[STATED GOAL]
Only the lines holding the string "требования" are needed. Copy each one.

[PROVIDED ENTRIES]
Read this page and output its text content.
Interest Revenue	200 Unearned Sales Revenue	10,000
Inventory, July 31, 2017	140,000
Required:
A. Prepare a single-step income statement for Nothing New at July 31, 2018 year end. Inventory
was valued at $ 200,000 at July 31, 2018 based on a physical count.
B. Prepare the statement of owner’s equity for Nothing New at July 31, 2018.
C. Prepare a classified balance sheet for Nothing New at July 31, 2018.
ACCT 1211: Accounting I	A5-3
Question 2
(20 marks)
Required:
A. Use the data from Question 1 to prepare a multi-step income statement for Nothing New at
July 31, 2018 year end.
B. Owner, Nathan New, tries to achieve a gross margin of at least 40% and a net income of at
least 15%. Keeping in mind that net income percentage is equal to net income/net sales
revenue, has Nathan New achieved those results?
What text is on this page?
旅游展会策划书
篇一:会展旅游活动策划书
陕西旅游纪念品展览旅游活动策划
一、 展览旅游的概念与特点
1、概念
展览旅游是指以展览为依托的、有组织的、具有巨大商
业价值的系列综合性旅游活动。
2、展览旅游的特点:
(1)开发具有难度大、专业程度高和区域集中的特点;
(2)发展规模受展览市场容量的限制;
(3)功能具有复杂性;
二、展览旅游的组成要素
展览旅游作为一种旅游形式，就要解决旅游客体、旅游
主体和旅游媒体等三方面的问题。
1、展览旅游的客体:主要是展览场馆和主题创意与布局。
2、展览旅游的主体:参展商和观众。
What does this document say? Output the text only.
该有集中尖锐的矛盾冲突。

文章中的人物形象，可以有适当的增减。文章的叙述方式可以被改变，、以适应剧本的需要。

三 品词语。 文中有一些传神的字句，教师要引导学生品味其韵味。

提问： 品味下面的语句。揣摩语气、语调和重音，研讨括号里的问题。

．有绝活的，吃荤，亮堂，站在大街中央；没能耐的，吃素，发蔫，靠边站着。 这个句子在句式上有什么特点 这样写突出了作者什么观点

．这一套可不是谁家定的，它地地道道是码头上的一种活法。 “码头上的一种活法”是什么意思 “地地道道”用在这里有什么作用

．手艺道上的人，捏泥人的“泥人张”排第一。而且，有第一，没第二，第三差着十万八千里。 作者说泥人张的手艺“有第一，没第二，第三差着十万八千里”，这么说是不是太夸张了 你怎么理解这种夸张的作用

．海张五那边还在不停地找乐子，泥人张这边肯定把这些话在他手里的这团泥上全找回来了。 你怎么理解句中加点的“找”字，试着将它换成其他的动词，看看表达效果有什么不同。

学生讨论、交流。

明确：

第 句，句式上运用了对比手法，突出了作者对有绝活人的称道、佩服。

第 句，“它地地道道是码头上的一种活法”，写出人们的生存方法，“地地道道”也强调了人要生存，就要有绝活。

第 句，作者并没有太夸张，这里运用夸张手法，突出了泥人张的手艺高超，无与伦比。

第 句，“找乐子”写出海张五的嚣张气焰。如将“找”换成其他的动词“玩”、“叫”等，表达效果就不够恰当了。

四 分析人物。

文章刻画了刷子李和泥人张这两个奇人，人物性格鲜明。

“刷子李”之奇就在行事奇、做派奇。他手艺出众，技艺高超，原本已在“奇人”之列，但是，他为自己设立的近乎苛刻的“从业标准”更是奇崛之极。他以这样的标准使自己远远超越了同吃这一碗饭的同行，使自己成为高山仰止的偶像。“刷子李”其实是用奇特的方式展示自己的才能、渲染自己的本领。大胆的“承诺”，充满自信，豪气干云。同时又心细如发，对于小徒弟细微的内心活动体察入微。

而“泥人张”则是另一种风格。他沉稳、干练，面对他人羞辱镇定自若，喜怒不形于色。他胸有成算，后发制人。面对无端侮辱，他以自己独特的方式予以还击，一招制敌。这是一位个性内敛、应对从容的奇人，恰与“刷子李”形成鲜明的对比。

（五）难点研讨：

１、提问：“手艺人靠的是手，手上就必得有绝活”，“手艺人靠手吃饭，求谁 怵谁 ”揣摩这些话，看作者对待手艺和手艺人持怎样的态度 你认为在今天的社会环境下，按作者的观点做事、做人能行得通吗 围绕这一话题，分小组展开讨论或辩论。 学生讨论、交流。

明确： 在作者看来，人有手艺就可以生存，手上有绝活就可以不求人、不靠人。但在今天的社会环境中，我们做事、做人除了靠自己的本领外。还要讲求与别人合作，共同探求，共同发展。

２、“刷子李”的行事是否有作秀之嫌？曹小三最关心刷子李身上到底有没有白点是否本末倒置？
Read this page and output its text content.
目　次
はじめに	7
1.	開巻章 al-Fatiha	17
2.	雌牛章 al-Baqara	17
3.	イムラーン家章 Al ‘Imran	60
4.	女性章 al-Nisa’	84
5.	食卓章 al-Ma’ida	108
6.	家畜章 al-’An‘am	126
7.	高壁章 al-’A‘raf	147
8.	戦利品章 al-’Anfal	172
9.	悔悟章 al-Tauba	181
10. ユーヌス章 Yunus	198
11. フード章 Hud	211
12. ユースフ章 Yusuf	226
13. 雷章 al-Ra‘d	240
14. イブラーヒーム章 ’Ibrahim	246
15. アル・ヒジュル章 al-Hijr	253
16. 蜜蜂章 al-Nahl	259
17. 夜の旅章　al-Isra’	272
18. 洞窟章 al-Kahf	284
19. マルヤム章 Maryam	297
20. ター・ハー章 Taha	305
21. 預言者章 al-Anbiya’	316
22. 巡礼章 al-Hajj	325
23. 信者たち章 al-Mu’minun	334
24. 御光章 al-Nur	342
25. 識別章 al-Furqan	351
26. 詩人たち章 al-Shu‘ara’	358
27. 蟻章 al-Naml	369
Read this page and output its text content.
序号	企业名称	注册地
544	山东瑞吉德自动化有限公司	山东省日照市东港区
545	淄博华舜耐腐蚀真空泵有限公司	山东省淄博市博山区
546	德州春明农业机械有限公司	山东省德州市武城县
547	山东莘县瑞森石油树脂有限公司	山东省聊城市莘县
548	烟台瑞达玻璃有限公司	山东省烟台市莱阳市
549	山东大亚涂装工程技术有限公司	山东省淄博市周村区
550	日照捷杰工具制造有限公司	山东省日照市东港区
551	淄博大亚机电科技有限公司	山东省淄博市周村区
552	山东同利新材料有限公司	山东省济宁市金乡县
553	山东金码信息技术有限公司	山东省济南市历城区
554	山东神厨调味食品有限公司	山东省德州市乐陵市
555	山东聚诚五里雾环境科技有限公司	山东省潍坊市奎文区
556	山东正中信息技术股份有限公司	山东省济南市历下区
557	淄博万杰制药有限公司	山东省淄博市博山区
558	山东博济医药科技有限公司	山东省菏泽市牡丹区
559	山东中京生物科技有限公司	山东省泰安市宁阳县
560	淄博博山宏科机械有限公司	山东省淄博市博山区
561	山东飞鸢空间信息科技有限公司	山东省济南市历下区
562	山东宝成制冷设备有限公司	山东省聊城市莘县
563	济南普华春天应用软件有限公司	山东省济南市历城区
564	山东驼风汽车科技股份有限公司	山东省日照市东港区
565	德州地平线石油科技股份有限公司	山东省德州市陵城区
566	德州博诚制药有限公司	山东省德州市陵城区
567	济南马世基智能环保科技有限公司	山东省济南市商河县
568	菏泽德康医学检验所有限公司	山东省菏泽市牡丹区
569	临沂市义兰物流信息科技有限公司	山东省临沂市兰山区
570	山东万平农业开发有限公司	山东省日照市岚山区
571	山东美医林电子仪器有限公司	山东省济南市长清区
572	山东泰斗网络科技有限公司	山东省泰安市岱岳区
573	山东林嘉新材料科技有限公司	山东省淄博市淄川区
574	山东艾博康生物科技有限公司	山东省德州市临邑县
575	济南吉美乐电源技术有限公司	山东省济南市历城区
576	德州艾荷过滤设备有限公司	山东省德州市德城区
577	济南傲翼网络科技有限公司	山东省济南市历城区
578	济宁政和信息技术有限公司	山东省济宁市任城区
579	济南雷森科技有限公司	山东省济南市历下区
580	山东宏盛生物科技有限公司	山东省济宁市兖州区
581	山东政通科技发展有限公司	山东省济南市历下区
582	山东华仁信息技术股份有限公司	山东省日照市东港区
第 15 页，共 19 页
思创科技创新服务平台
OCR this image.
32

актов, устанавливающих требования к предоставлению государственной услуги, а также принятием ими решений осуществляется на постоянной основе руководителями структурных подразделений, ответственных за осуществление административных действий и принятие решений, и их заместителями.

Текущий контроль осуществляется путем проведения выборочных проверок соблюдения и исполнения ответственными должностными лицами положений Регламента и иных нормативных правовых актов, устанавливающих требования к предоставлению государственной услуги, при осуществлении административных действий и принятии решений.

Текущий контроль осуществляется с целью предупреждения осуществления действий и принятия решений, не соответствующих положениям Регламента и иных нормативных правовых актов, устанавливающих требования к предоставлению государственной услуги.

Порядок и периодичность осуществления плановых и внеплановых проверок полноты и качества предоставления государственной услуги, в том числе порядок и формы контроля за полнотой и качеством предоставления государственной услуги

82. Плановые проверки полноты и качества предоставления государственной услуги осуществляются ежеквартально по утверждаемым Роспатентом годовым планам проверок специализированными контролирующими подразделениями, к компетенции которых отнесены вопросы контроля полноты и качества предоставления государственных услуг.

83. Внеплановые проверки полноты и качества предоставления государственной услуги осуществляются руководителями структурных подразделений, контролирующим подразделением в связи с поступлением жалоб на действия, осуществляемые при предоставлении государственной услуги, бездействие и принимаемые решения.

[EXERCISE RESPONSE]
актов, устанавливающих требования к предоставлению государственной услуги, а также принятием ими решений осуществляется на постоянной основе руководителями структурных подразделений, ответственных за осуществление административных действий и принятие решений, и их заместителями.
Текущий контроль осуществляется путем проведения выборочных проверок соблюдения и исполнения ответственными должностными лицами положений Регламента и иных нормативных правовых актов, устанавливающих требования к предоставлению государственной услуги, при осуществлении административных действий и принятии решений.
Текущий контроль осуществляется с целью предупреждения осуществления действий и принятия решений, не соответствующих положениям Регламента и иных нормативных правовых актов, устанавливающих требования к предоставлению государственной услуги.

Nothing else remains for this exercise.